##### Information provided #####
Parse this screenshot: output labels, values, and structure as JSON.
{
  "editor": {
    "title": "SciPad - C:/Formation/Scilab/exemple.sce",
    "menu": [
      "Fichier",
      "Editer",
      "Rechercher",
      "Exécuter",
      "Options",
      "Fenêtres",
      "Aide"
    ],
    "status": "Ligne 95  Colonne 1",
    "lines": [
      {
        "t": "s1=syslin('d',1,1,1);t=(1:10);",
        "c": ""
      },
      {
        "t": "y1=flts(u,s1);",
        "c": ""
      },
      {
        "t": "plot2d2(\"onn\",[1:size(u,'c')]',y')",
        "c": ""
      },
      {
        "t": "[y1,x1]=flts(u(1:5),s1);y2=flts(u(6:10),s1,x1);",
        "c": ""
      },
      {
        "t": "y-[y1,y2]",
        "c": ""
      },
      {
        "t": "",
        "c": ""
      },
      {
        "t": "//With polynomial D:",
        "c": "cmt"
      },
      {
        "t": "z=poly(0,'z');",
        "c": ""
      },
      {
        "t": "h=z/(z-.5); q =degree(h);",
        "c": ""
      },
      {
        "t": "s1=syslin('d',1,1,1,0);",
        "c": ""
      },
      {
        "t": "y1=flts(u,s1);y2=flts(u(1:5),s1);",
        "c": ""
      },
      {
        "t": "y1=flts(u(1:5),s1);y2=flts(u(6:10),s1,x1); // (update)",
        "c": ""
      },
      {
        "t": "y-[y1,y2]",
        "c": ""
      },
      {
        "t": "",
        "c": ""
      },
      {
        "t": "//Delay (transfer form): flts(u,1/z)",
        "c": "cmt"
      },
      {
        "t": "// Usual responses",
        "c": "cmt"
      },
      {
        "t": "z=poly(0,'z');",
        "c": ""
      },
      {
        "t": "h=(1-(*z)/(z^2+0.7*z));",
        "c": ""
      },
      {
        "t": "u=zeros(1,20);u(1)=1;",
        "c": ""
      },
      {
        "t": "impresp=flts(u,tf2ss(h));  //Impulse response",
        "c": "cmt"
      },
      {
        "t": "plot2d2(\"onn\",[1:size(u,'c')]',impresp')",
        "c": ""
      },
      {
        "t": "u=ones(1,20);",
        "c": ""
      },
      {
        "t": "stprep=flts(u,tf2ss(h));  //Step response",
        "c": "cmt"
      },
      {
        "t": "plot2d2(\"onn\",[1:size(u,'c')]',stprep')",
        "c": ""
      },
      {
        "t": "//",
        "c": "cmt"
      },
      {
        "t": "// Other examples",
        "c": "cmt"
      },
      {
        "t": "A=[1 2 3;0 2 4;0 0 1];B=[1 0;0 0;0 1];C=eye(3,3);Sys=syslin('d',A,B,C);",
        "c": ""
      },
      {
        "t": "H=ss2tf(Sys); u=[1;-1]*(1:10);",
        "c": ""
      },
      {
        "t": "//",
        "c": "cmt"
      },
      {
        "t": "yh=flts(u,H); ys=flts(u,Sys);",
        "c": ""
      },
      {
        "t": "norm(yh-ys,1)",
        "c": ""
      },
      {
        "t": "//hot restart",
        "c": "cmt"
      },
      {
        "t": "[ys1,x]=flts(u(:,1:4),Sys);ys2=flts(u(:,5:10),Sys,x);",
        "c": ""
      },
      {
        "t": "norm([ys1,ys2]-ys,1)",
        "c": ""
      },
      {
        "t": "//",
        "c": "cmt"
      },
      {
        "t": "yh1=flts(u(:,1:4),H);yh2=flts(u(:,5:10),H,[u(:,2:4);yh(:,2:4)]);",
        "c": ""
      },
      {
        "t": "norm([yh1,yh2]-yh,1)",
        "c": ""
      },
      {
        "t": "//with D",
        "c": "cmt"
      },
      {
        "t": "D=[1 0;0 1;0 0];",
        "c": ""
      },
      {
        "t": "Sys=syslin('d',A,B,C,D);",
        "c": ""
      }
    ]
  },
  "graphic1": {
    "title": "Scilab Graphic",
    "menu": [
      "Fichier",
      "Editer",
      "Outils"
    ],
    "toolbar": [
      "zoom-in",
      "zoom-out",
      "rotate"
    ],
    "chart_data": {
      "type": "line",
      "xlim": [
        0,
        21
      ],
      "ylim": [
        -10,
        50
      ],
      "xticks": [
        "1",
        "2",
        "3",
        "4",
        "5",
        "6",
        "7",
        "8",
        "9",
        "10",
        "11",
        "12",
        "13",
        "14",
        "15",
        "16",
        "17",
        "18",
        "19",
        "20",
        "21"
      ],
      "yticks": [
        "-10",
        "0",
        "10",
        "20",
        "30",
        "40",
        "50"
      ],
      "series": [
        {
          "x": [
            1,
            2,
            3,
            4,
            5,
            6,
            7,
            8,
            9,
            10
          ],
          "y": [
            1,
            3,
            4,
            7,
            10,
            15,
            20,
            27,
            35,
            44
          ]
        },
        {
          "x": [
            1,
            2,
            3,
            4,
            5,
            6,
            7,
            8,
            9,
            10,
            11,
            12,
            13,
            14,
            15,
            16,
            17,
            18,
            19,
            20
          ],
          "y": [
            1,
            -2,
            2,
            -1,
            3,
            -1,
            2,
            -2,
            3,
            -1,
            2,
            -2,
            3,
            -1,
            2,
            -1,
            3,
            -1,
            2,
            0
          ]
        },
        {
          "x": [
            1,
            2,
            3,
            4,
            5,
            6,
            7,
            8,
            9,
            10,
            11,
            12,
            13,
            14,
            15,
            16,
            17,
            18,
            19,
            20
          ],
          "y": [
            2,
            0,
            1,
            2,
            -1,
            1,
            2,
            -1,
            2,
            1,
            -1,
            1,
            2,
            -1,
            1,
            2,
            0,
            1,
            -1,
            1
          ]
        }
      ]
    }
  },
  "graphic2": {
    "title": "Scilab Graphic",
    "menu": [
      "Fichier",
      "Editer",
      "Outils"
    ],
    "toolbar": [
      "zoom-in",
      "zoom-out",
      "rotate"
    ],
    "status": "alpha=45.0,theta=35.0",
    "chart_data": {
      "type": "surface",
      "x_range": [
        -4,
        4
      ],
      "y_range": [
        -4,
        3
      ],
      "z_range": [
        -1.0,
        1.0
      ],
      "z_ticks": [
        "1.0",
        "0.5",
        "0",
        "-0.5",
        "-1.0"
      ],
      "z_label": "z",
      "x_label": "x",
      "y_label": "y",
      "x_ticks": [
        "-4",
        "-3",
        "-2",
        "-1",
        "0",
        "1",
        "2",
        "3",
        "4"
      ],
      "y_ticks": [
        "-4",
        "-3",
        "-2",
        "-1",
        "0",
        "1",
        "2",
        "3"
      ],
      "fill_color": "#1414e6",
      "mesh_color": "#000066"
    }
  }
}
#####
Write out all of the records once more, exactly.

Reply to the task
Parse this screenshot: output labels, values, and structure as JSON.
{
  "editor": {
    "title": "SciPad - C:/Formation/Scilab/exemple.sce",
    "menu": [
      "Fichier",
      "Editer",
      "Rechercher",
      "Exécuter",
      "Options",
      "Fenêtres",
      "Aide"
    ],
    "status": "Ligne 95  Colonne 1",
    "lines": [
      {
        "t": "s1=syslin('d',1,1,1);t=(1:10);",
        "c": ""
      },
      {
        "t": "y1=flts(u,s1);",
        "c": ""
      },
      {
        "t": "plot2d2(\"onn\",[1:size(u,'c')]',y')",
        "c": ""
      },
      {
        "t": "[y1,x1]=flts(u(1:5),s1);y2=flts(u(6:10),s1,x1);",
        "c": ""
      },
      {
        "t": "y-[y1,y2]",
        "c": ""
      },
      {
        "t": "",
        "c": ""
      },
      {
        "t": "//With polynomial D:",
        "c": "cmt"
      },
      {
        "t": "z=poly(0,'z');",
        "c": ""
      },
      {
        "t": "h=z/(z-.5); q =degree(h);",
        "c": ""
      },
      {
        "t": "s1=syslin('d',1,1,1,0);",
        "c": ""
      },
      {
        "t": "y1=flts(u,s1);y2=flts(u(1:5),s1);",
        "c": ""
      },
      {
        "t": "y1=flts(u(1:5),s1);y2=flts(u(6:10),s1,x1); // (update)",
        "c": ""
      },
      {
        "t": "y-[y1,y2]",
        "c": ""
      },
      {
        "t": "",
        "c": ""
      },
      {
        "t": "//Delay (transfer form): flts(u,1/z)",
        "c": "cmt"
      },
      {
        "t": "// Usual responses",
        "c": "cmt"
      },
      {
        "t": "z=poly(0,'z');",
        "c": ""
      },
      {
        "t": "h=(1-(*z)/(z^2+0.7*z));",
        "c": ""
      },
      {
        "t": "u=zeros(1,20);u(1)=1;",
        "c": ""
      },
      {
        "t": "impresp=flts(u,tf2ss(h));  //Impulse response",
        "c": "cmt"
      },
      {
        "t": "plot2d2(\"onn\",[1:size(u,'c')]',impresp')",
        "c": ""
      },
      {
        "t": "u=ones(1,20);",
        "c": ""
      },
      {
        "t": "stprep=flts(u,tf2ss(h));  //Step response",
        "c": "cmt"
      },
      {
        "t": "plot2d2(\"onn\",[1:size(u,'c')]',stprep')",
        "c": ""
      },
      {
        "t": "//",
        "c": "cmt"
      },
      {
        "t": "// Other examples",
        "c": "cmt"
      },
      {
        "t": "A=[1 2 3;0 2 4;0 0 1];B=[1 0;0 0;0 1];C=eye(3,3);Sys=syslin('d',A,B,C);",
        "c": ""
      },
      {
        "t": "H=ss2tf(Sys); u=[1;-1]*(1:10);",
        "c": ""
      },
      {
        "t": "//",
        "c": "cmt"
      },
      {
        "t": "yh=flts(u,H); ys=flts(u,Sys);",
        "c": ""
      },
      {
        "t": "norm(yh-ys,1)",
        "c": ""
      },
      {
        "t": "//hot restart",
        "c": "cmt"
      },
      {
        "t": "[ys1,x]=flts(u(:,1:4),Sys);ys2=flts(u(:,5:10),Sys,x);",
        "c": ""
      },
      {
        "t": "norm([ys1,ys2]-ys,1)",
        "c": ""
      },
      {
        "t": "//",
        "c": "cmt"
      },
      {
        "t": "yh1=flts(u(:,1:4),H);yh2=flts(u(:,5:10),H,[u(:,2:4);yh(:,2:4)]);",
        "c": ""
      },
      {
        "t": "norm([yh1,yh2]-yh,1)",
        "c": ""
      },
      {
        "t": "//with D",
        "c": "cmt"
      },
      {
        "t": "D=[1 0;0 1;0 0];",
        "c": ""
      },
      {
        "t": "Sys=syslin('d',A,B,C,D);",
        "c": ""
      }
    ]
  },
  "graphic1": {
    "title": "Scilab Graphic",
    "menu": [
      "Fichier",
      "Editer",
      "Outils"
    ],
    "toolbar": [
      "zoom-in",
      "zoom-out",
      "rotate"
    ],
    "chart_data": {
      "type": "line",
      "xlim": [
        0,
        21
      ],
      "ylim": [
        -10,
        50
      ],
      "xticks": [
        "1",
        "2",
        "3",
        "4",
        "5",
        "6",
        "7",
        "8",
        "9",
        "10",
        "11",
        "12",
        "13",
        "14",
        "15",
        "16",
        "17",
        "18",
        "19",
        "20",
        "21"
      ],
      "yticks": [
        "-10",
        "0",
        "10",
        "20",
        "30",
        "40",
        "50"
      ],
      "series": [
        {
          "x": [
            1,
            2,
            3,
            4,
            5,
            6,
            7,
            8,
            9,
            10
          ],
          "y": [
            1,
            3,
            4,
            7,
            10,
            15,
            20,
            27,
            35,
            44
          ]
        },
        {
          "x": [
            1,
            2,
            3,
            4,
            5,
            6,
            7,
            8,
            9,
            10,
            11,
            12,
            13,
            14,
            15,
            16,
            17,
            18,
            19,
            20
          ],
          "y": [
            1,
            -2,
            2,
            -1,
            3,
            -1,
            2,
            -2,
            3,
            -1,
            2,
            -2,
            3,
            -1,
            2,
            -1,
            3,
            -1,
            2,
            0
          ]
        },
        {
          "x": [
            1,
            2,
            3,
            4,
            5,
            6,
            7,
            8,
            9,
            10,
            11,
            12,
            13,
            14,
            15,
            16,
            17,
            18,
            19,
            20
          ],
          "y": [
            2,
            0,
            1,
            2,
            -1,
            1,
            2,
            -1,
            2,
            1,
            -1,
            1,
            2,
            -1,
            1,
            2,
            0,
            1,
            -1,
            1
          ]
        }
      ]
    }
  },
  "graphic2": {
    "title": "Scilab Graphic",
    "menu": [
      "Fichier",
      "Editer",
      "Outils"
    ],
    "toolbar": [
      "zoom-in",
      "zoom-out",
      "rotate"
    ],
    "status": "alpha=45.0,theta=35.0",
    "chart_data": {
      "type": "surface",
      "x_range": [
        -4,
        4
      ],
      "y_range": [
        -4,
        3
      ],
      "z_range": [
        -1.0,
        1.0
      ],
      "z_ticks": [
        "1.0",
        "0.5",
        "0",
        "-0.5",
        "-1.0"
      ],
      "z_label": "z",
      "x_label": "x",
      "y_label": "y",
      "x_ticks": [
        "-4",
        "-3",
        "-2",
        "-1",
        "0",
        "1",
        "2",
        "3",
        "4"
      ],
      "y_ticks": [
        "-4",
        "-3",
        "-2",
        "-1",
        "0",
        "1",
        "2",
        "3"
      ],
      "fill_color": "#1414e6",
      "mesh_color": "#000066"
    }
  }
}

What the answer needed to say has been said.